_WHAT IS EXPECTED:_ Please restate the following records word for word.

_SOURCE MATERIAL:_
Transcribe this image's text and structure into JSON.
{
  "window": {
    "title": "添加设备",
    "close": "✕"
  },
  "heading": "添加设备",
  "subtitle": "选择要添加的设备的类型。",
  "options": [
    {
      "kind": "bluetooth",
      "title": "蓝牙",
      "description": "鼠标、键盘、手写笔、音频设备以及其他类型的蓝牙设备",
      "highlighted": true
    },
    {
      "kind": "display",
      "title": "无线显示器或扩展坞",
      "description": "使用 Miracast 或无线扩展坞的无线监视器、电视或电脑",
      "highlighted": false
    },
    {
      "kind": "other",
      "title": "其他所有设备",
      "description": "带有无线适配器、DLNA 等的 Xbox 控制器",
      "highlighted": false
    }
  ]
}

_RESPONSE TO THE TASK:_
Transcribe this image's text and structure into JSON.
{
  "window": {
    "title": "添加设备",
    "close": "✕"
  },
  "heading": "添加设备",
  "subtitle": "选择要添加的设备的类型。",
  "options": [
    {
      "kind": "bluetooth",
      "title": "蓝牙",
      "description": "鼠标、键盘、手写笔、音频设备以及其他类型的蓝牙设备",
      "highlighted": true
    },
    {
      "kind": "display",
      "title": "无线显示器或扩展坞",
      "description": "使用 Miracast 或无线扩展坞的无线监视器、电视或电脑",
      "highlighted": false
    },
    {
      "kind": "other",
      "title": "其他所有设备",
      "description": "带有无线适配器、DLNA 等的 Xbox 控制器",
      "highlighted": false
    }
  ]
}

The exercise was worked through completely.